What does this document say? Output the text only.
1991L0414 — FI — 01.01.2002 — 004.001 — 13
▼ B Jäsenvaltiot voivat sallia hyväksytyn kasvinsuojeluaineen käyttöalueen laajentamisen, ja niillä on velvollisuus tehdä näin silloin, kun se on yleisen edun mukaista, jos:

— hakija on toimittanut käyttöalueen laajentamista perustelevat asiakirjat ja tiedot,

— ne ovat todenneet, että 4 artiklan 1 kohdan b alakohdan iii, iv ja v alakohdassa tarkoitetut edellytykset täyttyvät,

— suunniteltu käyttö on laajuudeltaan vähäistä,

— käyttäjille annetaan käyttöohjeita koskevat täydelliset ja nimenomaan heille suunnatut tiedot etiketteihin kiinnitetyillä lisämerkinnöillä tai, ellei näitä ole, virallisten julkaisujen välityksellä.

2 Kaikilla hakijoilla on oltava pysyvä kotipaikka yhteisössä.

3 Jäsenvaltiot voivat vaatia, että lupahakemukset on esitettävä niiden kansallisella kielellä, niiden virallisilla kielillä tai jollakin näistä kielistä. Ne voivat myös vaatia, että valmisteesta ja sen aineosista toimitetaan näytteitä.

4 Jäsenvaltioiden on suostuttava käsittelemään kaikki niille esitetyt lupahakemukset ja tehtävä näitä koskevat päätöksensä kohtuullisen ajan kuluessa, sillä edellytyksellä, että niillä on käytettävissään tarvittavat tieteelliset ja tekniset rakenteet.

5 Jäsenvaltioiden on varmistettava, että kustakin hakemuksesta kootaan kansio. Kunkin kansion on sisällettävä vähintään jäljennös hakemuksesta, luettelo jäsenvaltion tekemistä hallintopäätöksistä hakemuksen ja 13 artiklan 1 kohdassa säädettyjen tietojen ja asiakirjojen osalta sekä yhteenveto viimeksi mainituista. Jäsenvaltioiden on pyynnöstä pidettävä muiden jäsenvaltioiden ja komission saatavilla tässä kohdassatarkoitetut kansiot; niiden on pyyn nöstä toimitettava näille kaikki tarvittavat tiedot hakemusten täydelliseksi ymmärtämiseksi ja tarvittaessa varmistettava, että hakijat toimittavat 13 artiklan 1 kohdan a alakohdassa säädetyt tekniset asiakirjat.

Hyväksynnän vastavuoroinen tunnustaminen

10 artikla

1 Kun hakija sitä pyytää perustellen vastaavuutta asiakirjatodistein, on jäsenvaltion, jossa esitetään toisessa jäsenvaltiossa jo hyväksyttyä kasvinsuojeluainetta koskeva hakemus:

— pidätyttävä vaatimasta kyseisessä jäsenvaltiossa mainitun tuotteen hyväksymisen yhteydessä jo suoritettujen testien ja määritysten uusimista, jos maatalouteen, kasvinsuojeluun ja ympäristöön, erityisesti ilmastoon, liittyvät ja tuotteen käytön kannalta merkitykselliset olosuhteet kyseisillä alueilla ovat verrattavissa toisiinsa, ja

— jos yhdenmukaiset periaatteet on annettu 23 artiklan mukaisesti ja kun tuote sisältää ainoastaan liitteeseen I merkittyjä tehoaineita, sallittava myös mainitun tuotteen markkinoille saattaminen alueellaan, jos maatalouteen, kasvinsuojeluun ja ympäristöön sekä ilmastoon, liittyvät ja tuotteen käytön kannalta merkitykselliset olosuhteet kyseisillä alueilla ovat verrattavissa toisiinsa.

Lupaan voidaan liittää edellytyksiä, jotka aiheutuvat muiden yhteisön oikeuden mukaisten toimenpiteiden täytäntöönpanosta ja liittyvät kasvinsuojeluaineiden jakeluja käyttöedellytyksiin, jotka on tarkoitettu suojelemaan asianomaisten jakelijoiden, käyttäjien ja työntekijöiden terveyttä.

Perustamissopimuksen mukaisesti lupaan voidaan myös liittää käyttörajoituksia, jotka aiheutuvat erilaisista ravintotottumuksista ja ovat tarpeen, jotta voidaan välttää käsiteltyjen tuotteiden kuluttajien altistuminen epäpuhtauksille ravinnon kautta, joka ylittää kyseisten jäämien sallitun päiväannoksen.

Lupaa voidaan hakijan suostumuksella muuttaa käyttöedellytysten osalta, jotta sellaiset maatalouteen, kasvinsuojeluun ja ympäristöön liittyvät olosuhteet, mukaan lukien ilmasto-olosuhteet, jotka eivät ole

=======

**Action item:** Write out every record above, word for word.

**Result for this exercise:**
What does this document say? Output the text only.
1991L0414 — FI — 01.01.2002 — 004.001 — 13
▼ B Jäsenvaltiot voivat sallia hyväksytyn kasvinsuojeluaineen käyttöalueen laajentamisen, ja niillä on velvollisuus tehdä näin silloin, kun se on yleisen edun mukaista, jos:

— hakija on toimittanut käyttöalueen laajentamista perustelevat asiakirjat ja tiedot,

— ne ovat todenneet, että 4 artiklan 1 kohdan b alakohdan iii, iv ja v alakohdassa tarkoitetut edellytykset täyttyvät,

— suunniteltu käyttö on laajuudeltaan vähäistä,

— käyttäjille annetaan käyttöohjeita koskevat täydelliset ja nimenomaan heille suunnatut tiedot etiketteihin kiinnitetyillä lisämerkinnöillä tai, ellei näitä ole, virallisten julkaisujen välityksellä.

2 Kaikilla hakijoilla on oltava pysyvä kotipaikka yhteisössä.

3 Jäsenvaltiot voivat vaatia, että lupahakemukset on esitettävä niiden kansallisella kielellä, niiden virallisilla kielillä tai jollakin näistä kielistä. Ne voivat myös vaatia, että valmisteesta ja sen aineosista toimitetaan näytteitä.

4 Jäsenvaltioiden on suostuttava käsittelemään kaikki niille esitetyt lupahakemukset ja tehtävä näitä koskevat päätöksensä kohtuullisen ajan kuluessa, sillä edellytyksellä, että niillä on käytettävissään tarvittavat tieteelliset ja tekniset rakenteet.

5 Jäsenvaltioiden on varmistettava, että kustakin hakemuksesta kootaan kansio. Kunkin kansion on sisällettävä vähintään jäljennös hakemuksesta, luettelo jäsenvaltion tekemistä hallintopäätöksistä hakemuksen ja 13 artiklan 1 kohdassa säädettyjen tietojen ja asiakirjojen osalta sekä yhteenveto viimeksi mainituista. Jäsenvaltioiden on pyynnöstä pidettävä muiden jäsenvaltioiden ja komission saatavilla tässä kohdassatarkoitetut kansiot; niiden on pyyn nöstä toimitettava näille kaikki tarvittavat tiedot hakemusten täydelliseksi ymmärtämiseksi ja tarvittaessa varmistettava, että hakijat toimittavat 13 artiklan 1 kohdan a alakohdassa säädetyt tekniset asiakirjat.

Hyväksynnän vastavuoroinen tunnustaminen

10 artikla

1 Kun hakija sitä pyytää perustellen vastaavuutta asiakirjatodistein, on jäsenvaltion, jossa esitetään toisessa jäsenvaltiossa jo hyväksyttyä kasvinsuojeluainetta koskeva hakemus:

— pidätyttävä vaatimasta kyseisessä jäsenvaltiossa mainitun tuotteen hyväksymisen yhteydessä jo suoritettujen testien ja määritysten uusimista, jos maatalouteen, kasvinsuojeluun ja ympäristöön, erityisesti ilmastoon, liittyvät ja tuotteen käytön kannalta merkitykselliset olosuhteet kyseisillä alueilla ovat verrattavissa toisiinsa, ja

— jos yhdenmukaiset periaatteet on annettu 23 artiklan mukaisesti ja kun tuote sisältää ainoastaan liitteeseen I merkittyjä tehoaineita, sallittava myös mainitun tuotteen markkinoille saattaminen alueellaan, jos maatalouteen, kasvinsuojeluun ja ympäristöön sekä ilmastoon, liittyvät ja tuotteen käytön kannalta merkitykselliset olosuhteet kyseisillä alueilla ovat verrattavissa toisiinsa.

Lupaan voidaan liittää edellytyksiä, jotka aiheutuvat muiden yhteisön oikeuden mukaisten toimenpiteiden täytäntöönpanosta ja liittyvät kasvinsuojeluaineiden jakeluja käyttöedellytyksiin, jotka on tarkoitettu suojelemaan asianomaisten jakelijoiden, käyttäjien ja työntekijöiden terveyttä.

Perustamissopimuksen mukaisesti lupaan voidaan myös liittää käyttörajoituksia, jotka aiheutuvat erilaisista ravintotottumuksista ja ovat tarpeen, jotta voidaan välttää käsiteltyjen tuotteiden kuluttajien altistuminen epäpuhtauksille ravinnon kautta, joka ylittää kyseisten jäämien sallitun päiväannoksen.

Lupaa voidaan hakijan suostumuksella muuttaa käyttöedellytysten osalta, jotta sellaiset maatalouteen, kasvinsuojeluun ja ympäristöön liittyvät olosuhteet, mukaan lukien ilmasto-olosuhteet, jotka eivät ole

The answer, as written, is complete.